RECORD EXCERPTS
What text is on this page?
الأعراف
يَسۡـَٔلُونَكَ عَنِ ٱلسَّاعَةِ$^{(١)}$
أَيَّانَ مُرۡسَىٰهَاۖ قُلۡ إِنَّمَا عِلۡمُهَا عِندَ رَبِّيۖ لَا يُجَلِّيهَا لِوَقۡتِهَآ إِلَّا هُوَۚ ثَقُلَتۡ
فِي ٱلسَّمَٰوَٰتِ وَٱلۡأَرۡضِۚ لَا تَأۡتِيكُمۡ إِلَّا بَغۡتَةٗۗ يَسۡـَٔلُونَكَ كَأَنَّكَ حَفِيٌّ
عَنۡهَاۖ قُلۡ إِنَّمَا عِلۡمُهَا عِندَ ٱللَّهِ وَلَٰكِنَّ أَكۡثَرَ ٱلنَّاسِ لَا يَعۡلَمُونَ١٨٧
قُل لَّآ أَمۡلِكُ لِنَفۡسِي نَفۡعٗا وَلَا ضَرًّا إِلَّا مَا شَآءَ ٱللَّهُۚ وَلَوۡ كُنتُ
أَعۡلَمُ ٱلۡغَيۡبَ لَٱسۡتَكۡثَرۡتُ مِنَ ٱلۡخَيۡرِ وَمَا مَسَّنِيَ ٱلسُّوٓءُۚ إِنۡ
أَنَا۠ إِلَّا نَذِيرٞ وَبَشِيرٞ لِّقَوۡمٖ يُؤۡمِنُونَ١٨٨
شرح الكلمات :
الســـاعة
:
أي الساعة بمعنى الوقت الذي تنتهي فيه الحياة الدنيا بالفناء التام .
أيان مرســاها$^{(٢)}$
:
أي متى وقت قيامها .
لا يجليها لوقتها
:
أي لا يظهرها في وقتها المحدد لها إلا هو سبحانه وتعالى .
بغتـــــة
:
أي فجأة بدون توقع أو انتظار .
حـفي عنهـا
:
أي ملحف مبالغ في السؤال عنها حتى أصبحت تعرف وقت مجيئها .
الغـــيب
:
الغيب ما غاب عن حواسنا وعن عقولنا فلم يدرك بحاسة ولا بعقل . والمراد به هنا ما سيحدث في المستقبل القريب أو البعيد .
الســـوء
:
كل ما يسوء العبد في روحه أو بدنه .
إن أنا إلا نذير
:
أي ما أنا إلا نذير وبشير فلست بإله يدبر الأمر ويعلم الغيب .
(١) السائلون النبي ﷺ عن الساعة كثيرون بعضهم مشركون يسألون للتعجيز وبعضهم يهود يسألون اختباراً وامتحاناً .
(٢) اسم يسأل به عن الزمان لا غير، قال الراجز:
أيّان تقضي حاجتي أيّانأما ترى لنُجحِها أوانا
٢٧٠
* * *
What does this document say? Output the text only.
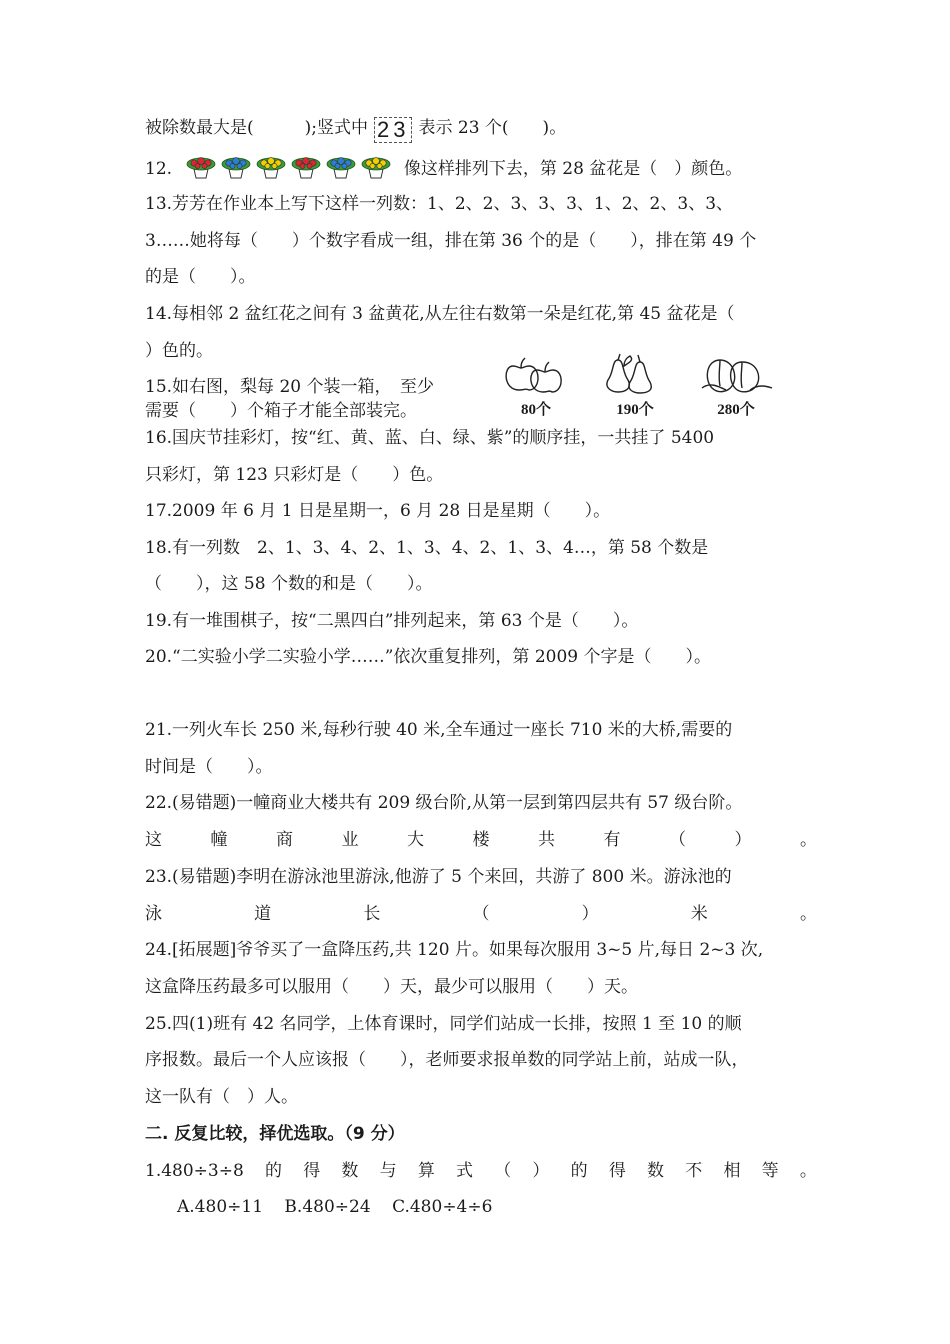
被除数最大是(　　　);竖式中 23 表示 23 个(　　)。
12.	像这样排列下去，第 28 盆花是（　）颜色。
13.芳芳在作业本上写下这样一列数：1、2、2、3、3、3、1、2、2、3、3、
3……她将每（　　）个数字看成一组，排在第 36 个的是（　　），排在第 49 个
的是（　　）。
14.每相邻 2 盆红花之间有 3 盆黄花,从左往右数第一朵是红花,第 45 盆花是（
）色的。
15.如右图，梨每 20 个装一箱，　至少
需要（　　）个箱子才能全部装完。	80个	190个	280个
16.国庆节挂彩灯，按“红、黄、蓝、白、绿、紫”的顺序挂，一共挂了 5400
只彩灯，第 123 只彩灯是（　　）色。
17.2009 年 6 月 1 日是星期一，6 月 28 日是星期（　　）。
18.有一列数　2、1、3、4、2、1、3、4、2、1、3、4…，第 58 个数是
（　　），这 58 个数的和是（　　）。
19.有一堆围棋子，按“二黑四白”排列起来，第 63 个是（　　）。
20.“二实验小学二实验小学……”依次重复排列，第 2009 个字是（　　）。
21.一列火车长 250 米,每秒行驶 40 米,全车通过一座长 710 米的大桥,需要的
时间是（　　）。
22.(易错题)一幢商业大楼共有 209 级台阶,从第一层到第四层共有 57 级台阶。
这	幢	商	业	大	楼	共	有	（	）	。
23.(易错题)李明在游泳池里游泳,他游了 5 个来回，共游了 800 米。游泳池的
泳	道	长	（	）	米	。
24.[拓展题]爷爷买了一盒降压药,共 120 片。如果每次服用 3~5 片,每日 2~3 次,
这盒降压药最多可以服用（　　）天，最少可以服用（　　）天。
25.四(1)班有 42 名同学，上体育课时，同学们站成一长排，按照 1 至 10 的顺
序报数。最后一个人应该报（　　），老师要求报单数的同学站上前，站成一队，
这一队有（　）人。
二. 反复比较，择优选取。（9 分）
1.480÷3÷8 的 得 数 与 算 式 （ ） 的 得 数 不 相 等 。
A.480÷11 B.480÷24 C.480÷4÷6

SET EXERCISE
From the listing above, pick out each line where the word "What" appears.

TASK RESULT
What text is on this page?
What does this document say? Output the text only.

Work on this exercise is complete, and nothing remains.